--- Job ---
Repeat, exactly and in full, the lines of the listing below, but without any pictures.

=== Exercise data ===

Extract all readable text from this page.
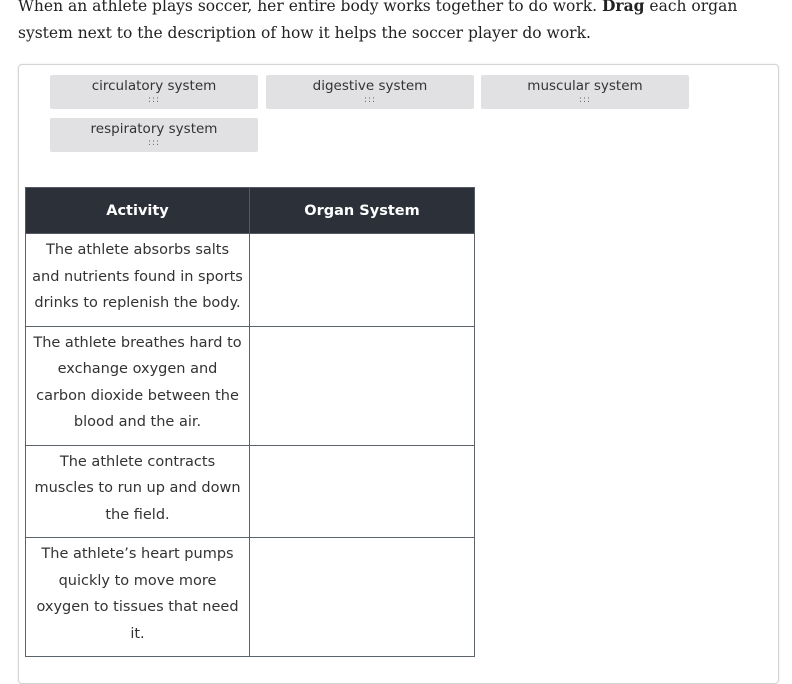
When an athlete plays soccer, her entire body works together to do work. Drag each organ system next to the description of how it helps the soccer player do work.
circulatory system
:::
digestive system
:::
muscular system
:::
respiratory system
:::
Activity	Organ System
The athlete absorbs salts and nutrients found in sports drinks to replenish the body.	
The athlete breathes hard to exchange oxygen and carbon dioxide between the blood and the air.	
The athlete contracts muscles to run up and down the field.	
The athlete’s heart pumps quickly to move more oxygen to tissues that need it.	
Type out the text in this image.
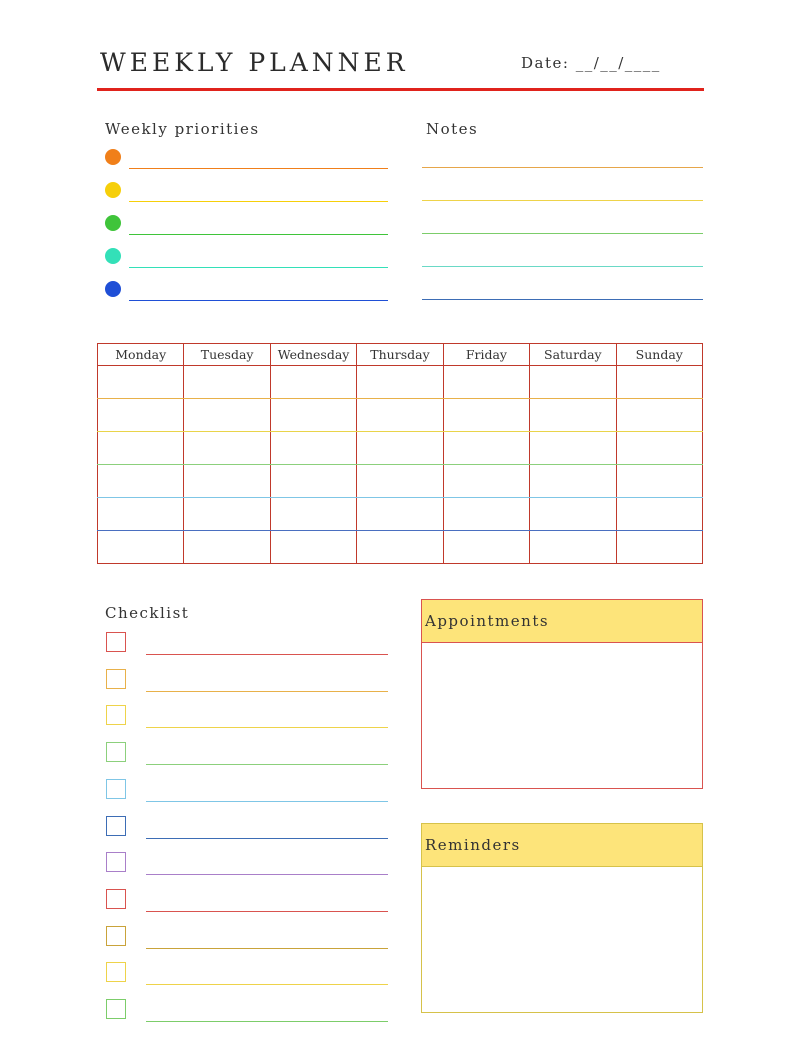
WEEKLY PLANNER	Date: __/__/____
Weekly priorities	Notes
Monday	Tuesday	Wednesday	Thursday	Friday	Saturday	Sunday

Checklist	Appointments
Reminders
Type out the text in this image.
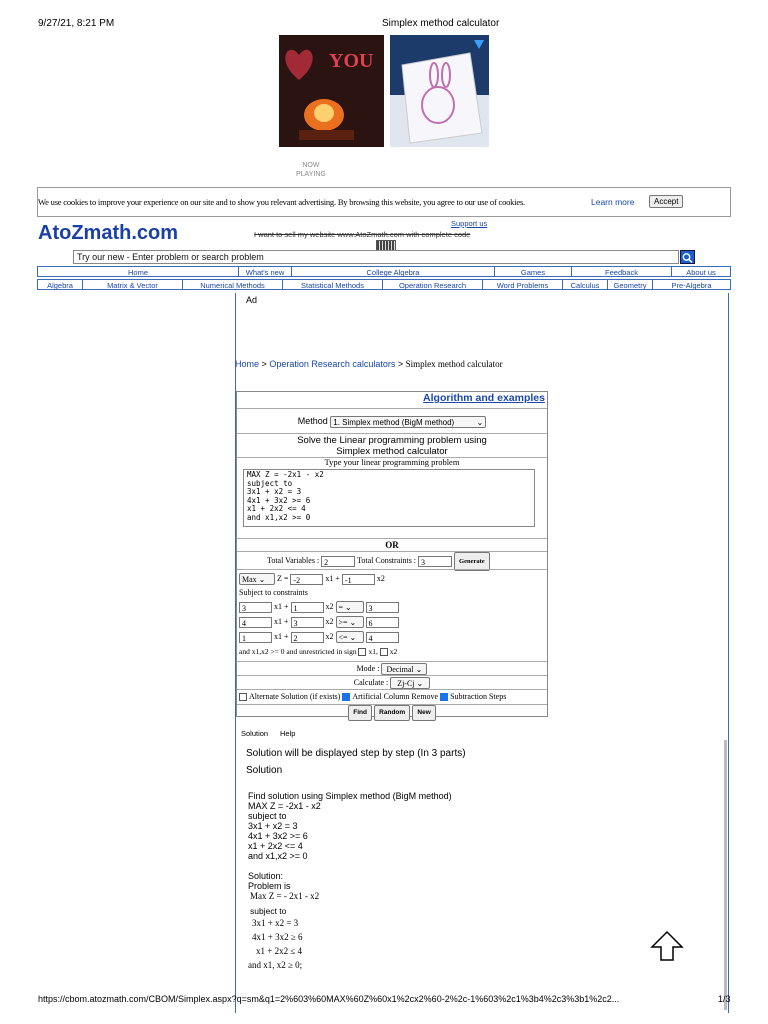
9/27/21, 8:21 PM	Simplex method calculator
YOU
NOW
PLAYING
We use cookies to improve your experience on our site and to show you relevant advertising. By browsing this website, you agree to our use of cookies.	Learn more	Accept
AtoZmath.com	Support us
I want to sell my website www.AtoZmath.com with complete code
Try our new - Enter problem or search problem
Home	What's new	College Algebra	Games	Feedback	About us
Algebra	Matrix & Vector	Numerical Methods	Statistical Methods	Operation Research	Word Problems	Calculus	Geometry	Pre-Algebra
Ad
Home > Operation Research calculators > Simplex method calculator
Algorithm and examples
Method 1. Simplex method (BigM method)	⌄
Solve the Linear programming problem using
Simplex method calculator
Type your linear programming problem
MAX Z = -2x1 - x2
subject to
3x1 + x2 = 3
4x1 + 3x2 >= 6
x1 + 2x2 <= 4
and x1,x2 >= 0
OR
Total Variables : 2	Total Constraints : 3	Generate
Max ⌄ Z = -2	x1 + -1	x2
Subject to constraints
3	x1 + 1	x2 = ⌄ 3
4	x1 + 3	x2 >= ⌄ 6
1	x1 + 2	x2 <= ⌄ 4
and x1,x2 >= 0 and unrestricted in sign x1, x2
Mode : Decimal ⌄
Calculate : Zj-Cj ⌄
Alternate Solution (if exists) Artificial Column Remove Subtraction Steps
Find Random New
Solution Help
Solution will be displayed step by step (In 3 parts)
Solution
Find solution using Simplex method (BigM method)
MAX Z = -2x1 - x2
subject to
3x1 + x2 = 3
4x1 + 3x2 >= 6
x1 + 2x2 <= 4
and x1,x2 >= 0
Solution:
Problem is
Max Z = - 2x1 - x2
subject to
3x1 + x2 = 3
4x1 + 3x2 ≥ 6
x1 + 2x2 ≤ 4
and x1, x2 ≥ 0;
https://cbom.atozmath.com/CBOM/Simplex.aspx?q=sm&q1=2%603%60MAX%60Z%60x1%2cx2%60-2%2c-1%603%2c1%3b4%2c3%3b1%2c2...	1/3
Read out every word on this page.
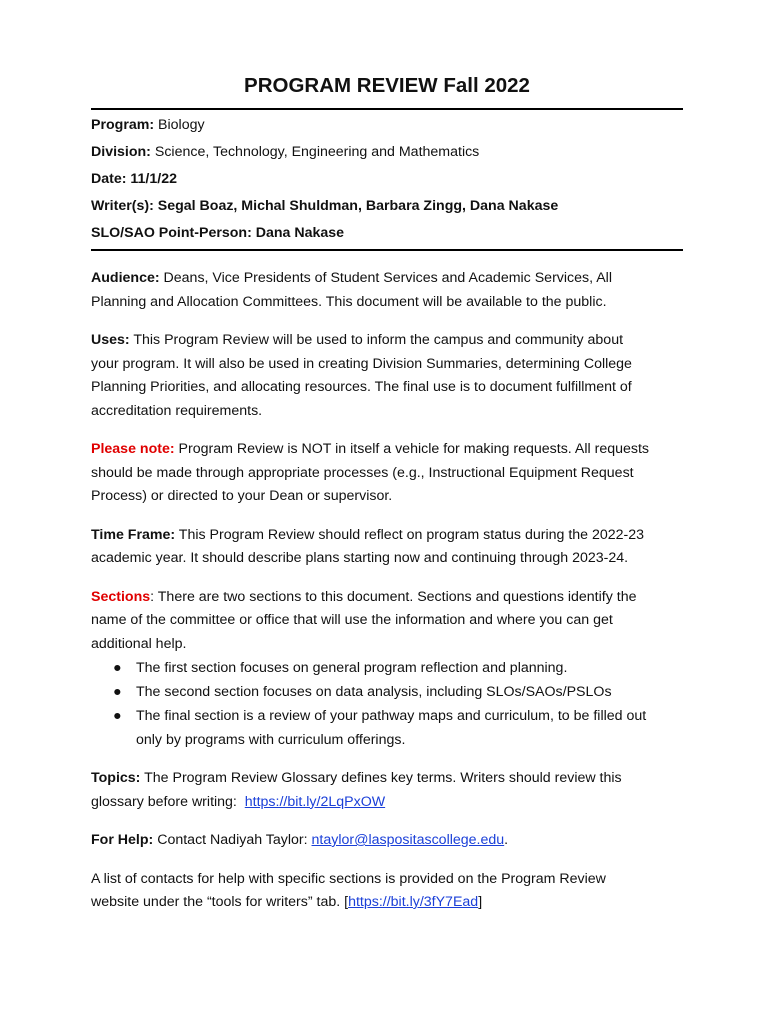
PROGRAM REVIEW Fall 2022
Program: Biology
Division: Science, Technology, Engineering and Mathematics
Date: 11/1/22
Writer(s): Segal Boaz, Michal Shuldman, Barbara Zingg, Dana Nakase
SLO/SAO Point-Person: Dana Nakase

Audience: Deans, Vice Presidents of Student Services and Academic Services, All
Planning and Allocation Committees. This document will be available to the public.

Uses: This Program Review will be used to inform the campus and community about
your program. It will also be used in creating Division Summaries, determining College
Planning Priorities, and allocating resources. The final use is to document fulfillment of
accreditation requirements.

Please note: Program Review is NOT in itself a vehicle for making requests. All requests
should be made through appropriate processes (e.g., Instructional Equipment Request
Process) or directed to your Dean or supervisor.

Time Frame: This Program Review should reflect on program status during the 2022-23
academic year. It should describe plans starting now and continuing through 2023-24.

Sections: There are two sections to this document. Sections and questions identify the
name of the committee or office that will use the information and where you can get
additional help.

● The first section focuses on general program reflection and planning.
● The second section focuses on data analysis, including SLOs/SAOs/PSLOs
● The final section is a review of your pathway maps and curriculum, to be filled out
only by programs with curriculum offerings.

Topics: The Program Review Glossary defines key terms. Writers should review this
glossary before writing:  https://bit.ly/2LqPxOW

For Help: Contact Nadiyah Taylor: ntaylor@laspositascollege.edu.

A list of contacts for help with specific sections is provided on the Program Review
website under the “tools for writers” tab. [https://bit.ly/3fY7Ead]
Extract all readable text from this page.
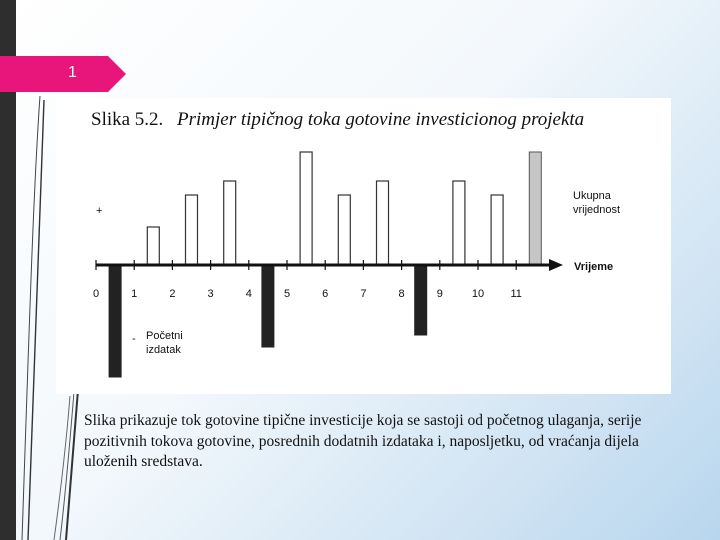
1
Slika 5.2. Primjer tipičnog toka gotovine investicionog projekta
0	1	2	3	4	5	6	7	8	9	10 11
+
-
Ukupna
vrijednost
Vrijeme
Početni
izdatak
Slika prikazuje tok gotovine tipične investicije koja se sastoji od početnog ulaganja, serije pozitivnih tokova gotovine, posrednih dodatnih izdataka i, naposljetku, od vraćanja dijela uloženih sredstava.
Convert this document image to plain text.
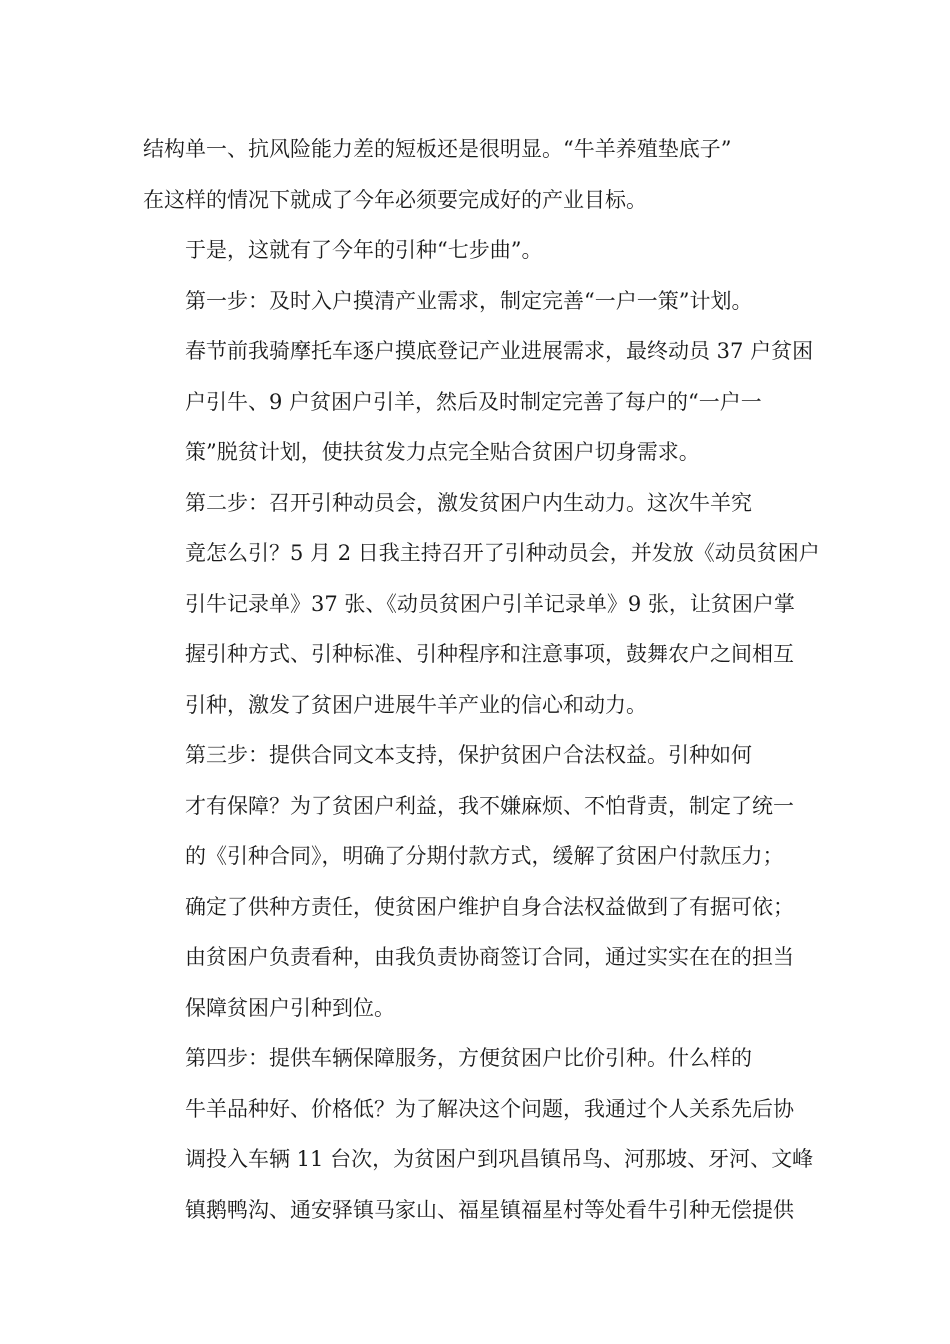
结构单一、抗风险能力差的短板还是很明显。“牛羊养殖垫底子”
在这样的情况下就成了今年必须要完成好的产业目标。

于是，这就有了今年的引种“七步曲”。

第一步：及时入户摸清产业需求，制定完善“一户一策”计划。
春节前我骑摩托车逐户摸底登记产业进展需求，最终动员 37 户贫困
户引牛、9 户贫困户引羊，然后及时制定完善了每户的“一户一
策”脱贫计划，使扶贫发力点完全贴合贫困户切身需求。

第二步：召开引种动员会，激发贫困户内生动力。这次牛羊究
竟怎么引？5 月 2 日我主持召开了引种动员会，并发放《动员贫困户
引牛记录单》37 张、《动员贫困户引羊记录单》9 张，让贫困户掌
握引种方式、引种标准、引种程序和注意事项，鼓舞农户之间相互
引种，激发了贫困户进展牛羊产业的信心和动力。

第三步：提供合同文本支持，保护贫困户合法权益。引种如何
才有保障？为了贫困户利益，我不嫌麻烦、不怕背责，制定了统一
的《引种合同》，明确了分期付款方式，缓解了贫困户付款压力；
确定了供种方责任，使贫困户维护自身合法权益做到了有据可依；
由贫困户负责看种，由我负责协商签订合同，通过实实在在的担当
保障贫困户引种到位。

第四步：提供车辆保障服务，方便贫困户比价引种。什么样的
牛羊品种好、价格低？为了解决这个问题，我通过个人关系先后协
调投入车辆 11 台次，为贫困户到巩昌镇吊鸟、河那坡、牙河、文峰
镇鹅鸭沟、通安驿镇马家山、福星镇福星村等处看牛引种无偿提供
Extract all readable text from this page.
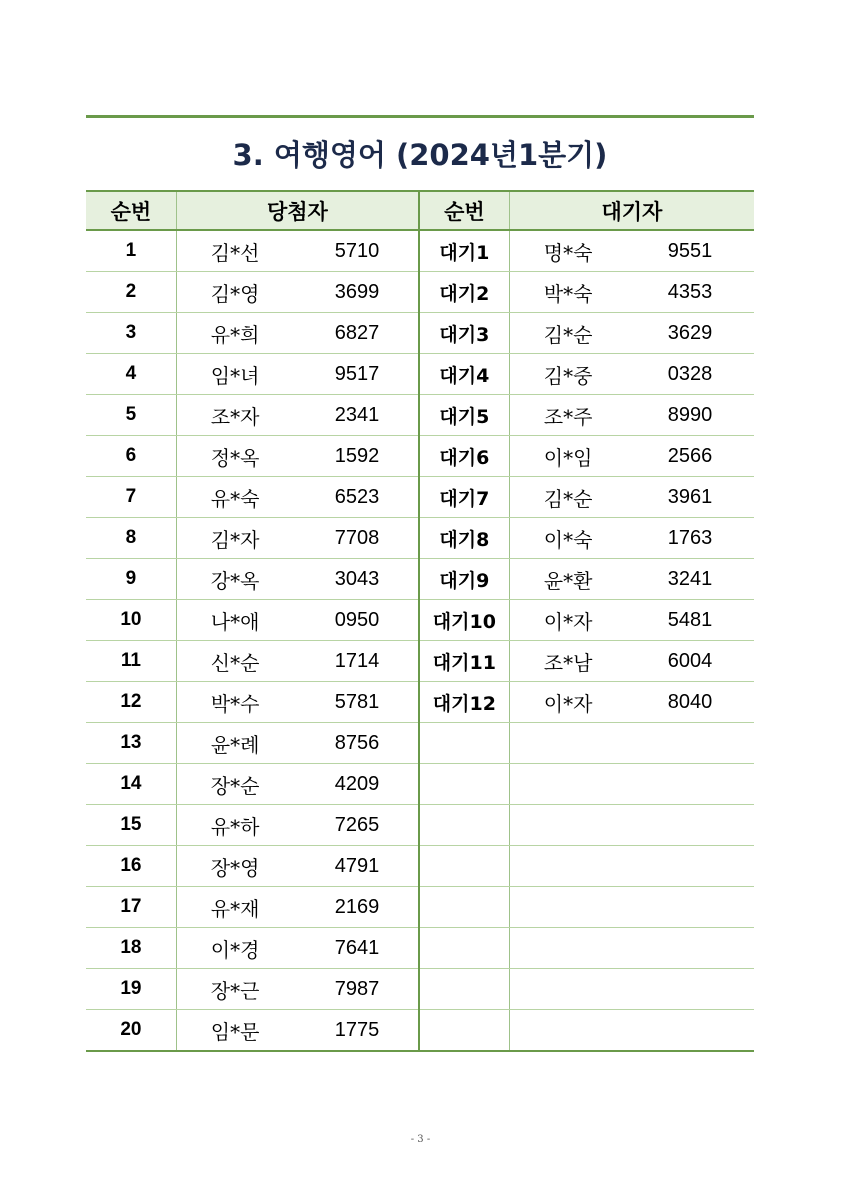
3. 여행영어 (2024년1분기)
순번	당첨자	순번	대기자
1	김*선 5710	대기1	명*숙 9551

2	김*영 3699	대기2	박*숙 4353

3	유*희 6827	대기3	김*순 3629

4	임*녀 9517	대기4	김*중 0328

5	조*자 2341	대기5	조*주 8990

6	정*옥 1592	대기6	이*임 2566

7	유*숙 6523	대기7	김*순 3961

8	김*자 7708	대기8	이*숙 1763

9	강*옥 3043	대기9	윤*환 3241

10	나*애 0950	대기10	이*자 5481

11	신*순 1714	대기11	조*남 6004

12	박*수 5781	대기12	이*자 8040

13	윤*례 8756		

14	장*순 4209		

15	유*하 7265		

16	장*영 4791		

17	유*재 2169		

18	이*경 7641		

19	장*근 7987		

20	임*문 1775		

- 3 -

===

--- Reply to the task ---
Extract all readable text from this page.
When an athlete plays soccer, her entire body works together to do work. Drag each organ system next to the description of how it helps the soccer player do work.
circulatory system
:::
digestive system
:::
muscular system
:::
respiratory system
:::
Activity	Organ System
The athlete absorbs salts and nutrients found in sports drinks to replenish the body.	
The athlete breathes hard to exchange oxygen and carbon dioxide between the blood and the air.	
The athlete contracts muscles to run up and down the field.	
The athlete’s heart pumps quickly to move more oxygen to tissues that need it.	
Type out the text in this image.
WEEKLY PLANNER	Date: __/__/____
Weekly priorities	Notes
Monday	Tuesday	Wednesday	Thursday	Friday	Saturday	Sunday

Checklist	Appointments
Reminders
Type out the text in this image.
9/27/21, 8:21 PM	Simplex method calculator
YOU
NOW
PLAYING
We use cookies to improve your experience on our site and to show you relevant advertising. By browsing this website, you agree to our use of cookies.	Learn more	Accept
AtoZmath.com	Support us
I want to sell my website www.AtoZmath.com with complete code
Try our new - Enter problem or search problem
Home	What's new	College Algebra	Games	Feedback	About us
Algebra	Matrix & Vector	Numerical Methods	Statistical Methods	Operation Research	Word Problems	Calculus	Geometry	Pre-Algebra
Ad
Home > Operation Research calculators > Simplex method calculator
Algorithm and examples
Method 1. Simplex method (BigM method)	⌄
Solve the Linear programming problem using
Simplex method calculator
Type your linear programming problem
MAX Z = -2x1 - x2
subject to
3x1 + x2 = 3
4x1 + 3x2 >= 6
x1 + 2x2 <= 4
and x1,x2 >= 0
OR
Total Variables : 2	Total Constraints : 3	Generate
Max ⌄ Z = -2	x1 + -1	x2
Subject to constraints
3	x1 + 1	x2 = ⌄ 3
4	x1 + 3	x2 >= ⌄ 6
1	x1 + 2	x2 <= ⌄ 4
and x1,x2 >= 0 and unrestricted in sign x1, x2
Mode : Decimal ⌄
Calculate : Zj-Cj ⌄
Alternate Solution (if exists) Artificial Column Remove Subtraction Steps
Find Random New
Solution Help
Solution will be displayed step by step (In 3 parts)
Solution
Find solution using Simplex method (BigM method)
MAX Z = -2x1 - x2
subject to
3x1 + x2 = 3
4x1 + 3x2 >= 6
x1 + 2x2 <= 4
and x1,x2 >= 0
Solution:
Problem is
Max Z = - 2x1 - x2
subject to
3x1 + x2 = 3
4x1 + 3x2 ≥ 6
x1 + 2x2 ≤ 4
and x1, x2 ≥ 0;
https://cbom.atozmath.com/CBOM/Simplex.aspx?q=sm&q1=2%603%60MAX%60Z%60x1%2cx2%60-2%2c-1%603%2c1%3b4%2c3%3b1%2c2...	1/3
Read out every word on this page.
PROGRAM REVIEW Fall 2022
Program: Biology
Division: Science, Technology, Engineering and Mathematics
Date: 11/1/22
Writer(s): Segal Boaz, Michal Shuldman, Barbara Zingg, Dana Nakase
SLO/SAO Point-Person: Dana Nakase

Audience: Deans, Vice Presidents of Student Services and Academic Services, All
Planning and Allocation Committees. This document will be available to the public.

Uses: This Program Review will be used to inform the campus and community about
your program. It will also be used in creating Division Summaries, determining College
Planning Priorities, and allocating resources. The final use is to document fulfillment of
accreditation requirements.

Please note: Program Review is NOT in itself a vehicle for making requests. All requests
should be made through appropriate processes (e.g., Instructional Equipment Request
Process) or directed to your Dean or supervisor.

Time Frame: This Program Review should reflect on program status during the 2022-23
academic year. It should describe plans starting now and continuing through 2023-24.

Sections: There are two sections to this document. Sections and questions identify the
name of the committee or office that will use the information and where you can get
additional help.

● The first section focuses on general program reflection and planning.
● The second section focuses on data analysis, including SLOs/SAOs/PSLOs
● The final section is a review of your pathway maps and curriculum, to be filled out
only by programs with curriculum offerings.

Topics: The Program Review Glossary defines key terms. Writers should review this
glossary before writing:  https://bit.ly/2LqPxOW

For Help: Contact Nadiyah Taylor: ntaylor@laspositascollege.edu.

A list of contacts for help with specific sections is provided on the Program Review
website under the “tools for writers” tab. [https://bit.ly/3fY7Ead]
Extract all readable text from this page.
1
Slika 5.2. Primjer tipičnog toka gotovine investicionog projekta
0	1	2	3	4	5	6	7	8	9	10 11
+
-
Ukupna
vrijednost
Vrijeme
Početni
izdatak
Slika prikazuje tok gotovine tipične investicije koja se sastoji od početnog ulaganja, serije pozitivnih tokova gotovine, posrednih dodatnih izdataka i, naposljetku, od vraćanja dijela uloženih sredstava.
Convert this document image to plain text.
结构单一、抗风险能力差的短板还是很明显。“牛羊养殖垫底子”
在这样的情况下就成了今年必须要完成好的产业目标。

于是，这就有了今年的引种“七步曲”。

第一步：及时入户摸清产业需求，制定完善“一户一策”计划。
春节前我骑摩托车逐户摸底登记产业进展需求，最终动员 37 户贫困
户引牛、9 户贫困户引羊，然后及时制定完善了每户的“一户一
策”脱贫计划，使扶贫发力点完全贴合贫困户切身需求。

第二步：召开引种动员会，激发贫困户内生动力。这次牛羊究
竟怎么引？5 月 2 日我主持召开了引种动员会，并发放《动员贫困户
引牛记录单》37 张、《动员贫困户引羊记录单》9 张，让贫困户掌
握引种方式、引种标准、引种程序和注意事项，鼓舞农户之间相互
引种，激发了贫困户进展牛羊产业的信心和动力。

第三步：提供合同文本支持，保护贫困户合法权益。引种如何
才有保障？为了贫困户利益，我不嫌麻烦、不怕背责，制定了统一
的《引种合同》，明确了分期付款方式，缓解了贫困户付款压力；
确定了供种方责任，使贫困户维护自身合法权益做到了有据可依；
由贫困户负责看种，由我负责协商签订合同，通过实实在在的担当
保障贫困户引种到位。

第四步：提供车辆保障服务，方便贫困户比价引种。什么样的
牛羊品种好、价格低？为了解决这个问题，我通过个人关系先后协
调投入车辆 11 台次，为贫困户到巩昌镇吊鸟、河那坡、牙河、文峰
镇鹅鸭沟、通安驿镇马家山、福星镇福星村等处看牛引种无偿提供
Extract all readable text from this page.
3. 여행영어 (2024년1분기)
순번	당첨자	순번	대기자
1	김*선 5710	대기1	명*숙 9551

2	김*영 3699	대기2	박*숙 4353

3	유*희 6827	대기3	김*순 3629

4	임*녀 9517	대기4	김*중 0328

5	조*자 2341	대기5	조*주 8990

6	정*옥 1592	대기6	이*임 2566

7	유*숙 6523	대기7	김*순 3961

8	김*자 7708	대기8	이*숙 1763

9	강*옥 3043	대기9	윤*환 3241

10	나*애 0950	대기10	이*자 5481

11	신*순 1714	대기11	조*남 6004

12	박*수 5781	대기12	이*자 8040

13	윤*례 8756		

14	장*순 4209		

15	유*하 7265		

16	장*영 4791		

17	유*재 2169		

18	이*경 7641		

19	장*근 7987		

20	임*문 1775		

- 3 -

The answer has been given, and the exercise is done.